Identify and pull out each line of the entries in which "this" occurs.

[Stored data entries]
--- START ---

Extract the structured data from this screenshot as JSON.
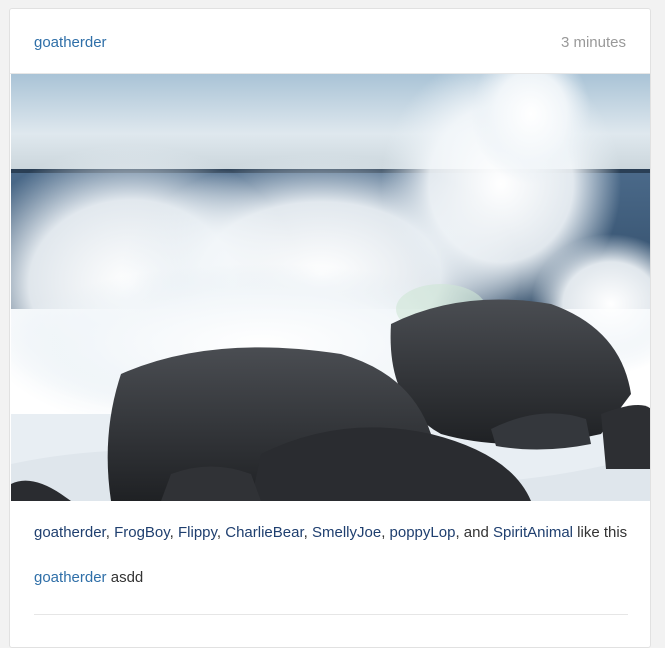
{
  "post": {
    "author": "goatherder",
    "time_ago": "3 minutes",
    "photo": {
      "alt": ""
    },
    "likes": {
      "users": [
        "goatherder",
        "FrogBoy",
        "Flippy",
        "CharlieBear",
        "SmellyJoe",
        "poppyLop",
        "SpiritAnimal"
      ],
      "sep_comma": ", ",
      "sep_and": ", and ",
      "suffix": " like this"
    },
    "comment": {
      "author": "goatherder",
      "text": " asdd"
    }
  }
}
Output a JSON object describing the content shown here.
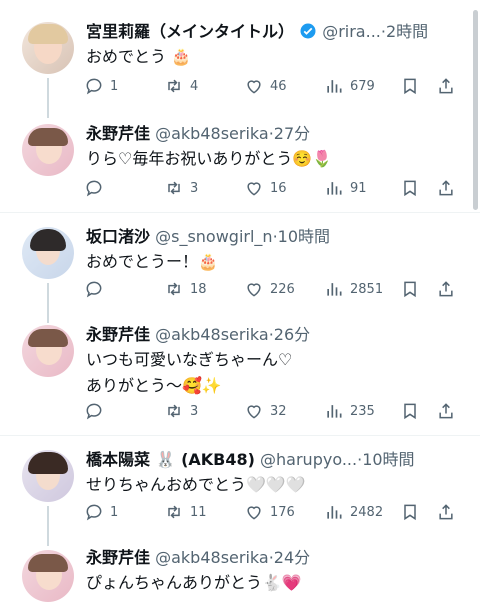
{
  "tweets": [
    {
      "name": "宮里莉羅（メインタイトル）",
      "handle": "@rira...",
      "time": "2時間",
      "verified": true,
      "lines": [
        "おめでとう 🎂"
      ],
      "reply": "1",
      "retweet": "4",
      "like": "46",
      "views": "679"
    },
    {
      "name": "永野芹佳",
      "handle": "@akb48serika",
      "time": "27分",
      "lines": [
        "りら♡毎年お祝いありがとう☺️🌷"
      ],
      "reply": "",
      "retweet": "3",
      "like": "16",
      "views": "91"
    },
    {
      "name": "坂口渚沙",
      "handle": "@s_snowgirl_n",
      "time": "10時間",
      "lines": [
        "おめでとうー！🎂"
      ],
      "reply": "",
      "retweet": "18",
      "like": "226",
      "views": "2851"
    },
    {
      "name": "永野芹佳",
      "handle": "@akb48serika",
      "time": "26分",
      "lines": [
        "いつも可愛いなぎちゃーん♡",
        "ありがとう〜🥰✨"
      ],
      "reply": "",
      "retweet": "3",
      "like": "32",
      "views": "235"
    },
    {
      "name": "橋本陽菜 🐰 (AKB48)",
      "handle": "@harupyo...",
      "time": "10時間",
      "lines": [
        "せりちゃんおめでとう🤍🤍🤍"
      ],
      "reply": "1",
      "retweet": "11",
      "like": "176",
      "views": "2482"
    },
    {
      "name": "永野芹佳",
      "handle": "@akb48serika",
      "time": "24分",
      "lines": [
        "ぴょんちゃんありがとう🐇💗"
      ],
      "reply": "",
      "retweet": "",
      "like": "",
      "views": ""
    }
  ],
  "colors": {
    "text": "#0f1419",
    "secondary": "#536471",
    "verified": "#1d9bf0",
    "divider": "#eff3f4"
  }
}
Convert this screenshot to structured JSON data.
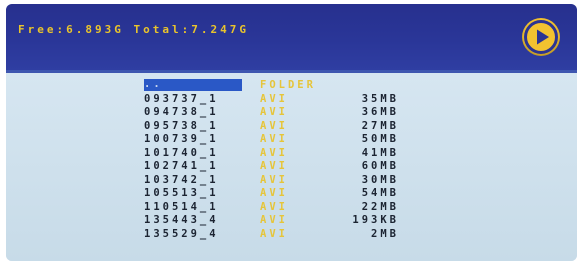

--- END ---

_Response:_
Extract the structured data from this screenshot as JSON.
      "suffix": " like this"
Convert this screenshot to structured JSON data.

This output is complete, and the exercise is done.